━━ Task data

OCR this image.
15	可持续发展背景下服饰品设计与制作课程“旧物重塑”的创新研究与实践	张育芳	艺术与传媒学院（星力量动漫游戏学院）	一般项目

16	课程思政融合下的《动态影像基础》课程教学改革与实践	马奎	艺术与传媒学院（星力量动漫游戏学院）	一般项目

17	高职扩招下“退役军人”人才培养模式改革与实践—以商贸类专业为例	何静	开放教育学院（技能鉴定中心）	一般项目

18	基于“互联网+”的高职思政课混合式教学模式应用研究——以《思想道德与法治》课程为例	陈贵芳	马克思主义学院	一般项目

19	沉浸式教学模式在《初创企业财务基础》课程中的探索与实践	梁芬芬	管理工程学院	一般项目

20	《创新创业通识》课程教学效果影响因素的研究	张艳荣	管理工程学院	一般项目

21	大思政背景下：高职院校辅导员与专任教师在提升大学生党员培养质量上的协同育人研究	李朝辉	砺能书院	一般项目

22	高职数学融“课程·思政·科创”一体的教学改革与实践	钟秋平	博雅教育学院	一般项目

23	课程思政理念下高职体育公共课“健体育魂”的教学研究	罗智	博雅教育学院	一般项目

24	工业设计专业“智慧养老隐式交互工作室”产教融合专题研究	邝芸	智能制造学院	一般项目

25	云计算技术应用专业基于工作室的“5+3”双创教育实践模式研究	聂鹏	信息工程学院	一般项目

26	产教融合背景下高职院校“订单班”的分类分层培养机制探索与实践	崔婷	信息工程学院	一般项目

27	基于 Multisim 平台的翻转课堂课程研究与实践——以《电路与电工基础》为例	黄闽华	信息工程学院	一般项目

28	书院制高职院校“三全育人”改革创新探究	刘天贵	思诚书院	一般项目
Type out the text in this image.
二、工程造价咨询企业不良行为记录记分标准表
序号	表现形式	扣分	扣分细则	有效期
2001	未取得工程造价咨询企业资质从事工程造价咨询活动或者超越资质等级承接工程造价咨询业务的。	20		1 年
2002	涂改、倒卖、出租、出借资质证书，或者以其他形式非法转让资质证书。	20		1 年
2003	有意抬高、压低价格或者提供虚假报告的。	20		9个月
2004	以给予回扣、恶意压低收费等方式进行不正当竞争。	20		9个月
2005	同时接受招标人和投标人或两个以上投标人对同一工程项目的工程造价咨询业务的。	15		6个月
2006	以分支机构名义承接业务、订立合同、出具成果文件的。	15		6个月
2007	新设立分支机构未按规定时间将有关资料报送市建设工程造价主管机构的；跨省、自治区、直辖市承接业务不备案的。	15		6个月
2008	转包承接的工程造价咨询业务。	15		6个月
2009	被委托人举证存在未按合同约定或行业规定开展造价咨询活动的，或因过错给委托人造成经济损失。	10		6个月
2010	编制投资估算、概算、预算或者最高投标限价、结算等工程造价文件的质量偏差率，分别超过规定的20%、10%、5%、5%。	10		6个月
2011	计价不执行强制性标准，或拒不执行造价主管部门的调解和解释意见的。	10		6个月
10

━━━━

What the task requires: Copy out the lines starting at the one containing "Type out the text in this image." and ending with the last line of the entries. Include nothing else.

Written response:
Type out the text in this image.
二、工程造价咨询企业不良行为记录记分标准表
序号	表现形式	扣分	扣分细则	有效期
2001	未取得工程造价咨询企业资质从事工程造价咨询活动或者超越资质等级承接工程造价咨询业务的。	20		1 年
2002	涂改、倒卖、出租、出借资质证书，或者以其他形式非法转让资质证书。	20		1 年
2003	有意抬高、压低价格或者提供虚假报告的。	20		9个月
2004	以给予回扣、恶意压低收费等方式进行不正当竞争。	20		9个月
2005	同时接受招标人和投标人或两个以上投标人对同一工程项目的工程造价咨询业务的。	15		6个月
2006	以分支机构名义承接业务、订立合同、出具成果文件的。	15		6个月
2007	新设立分支机构未按规定时间将有关资料报送市建设工程造价主管机构的；跨省、自治区、直辖市承接业务不备案的。	15		6个月
2008	转包承接的工程造价咨询业务。	15		6个月
2009	被委托人举证存在未按合同约定或行业规定开展造价咨询活动的，或因过错给委托人造成经济损失。	10		6个月
2010	编制投资估算、概算、预算或者最高投标限价、结算等工程造价文件的质量偏差率，分别超过规定的20%、10%、5%、5%。	10		6个月
2011	计价不执行强制性标准，或拒不执行造价主管部门的调解和解释意见的。	10		6个月
10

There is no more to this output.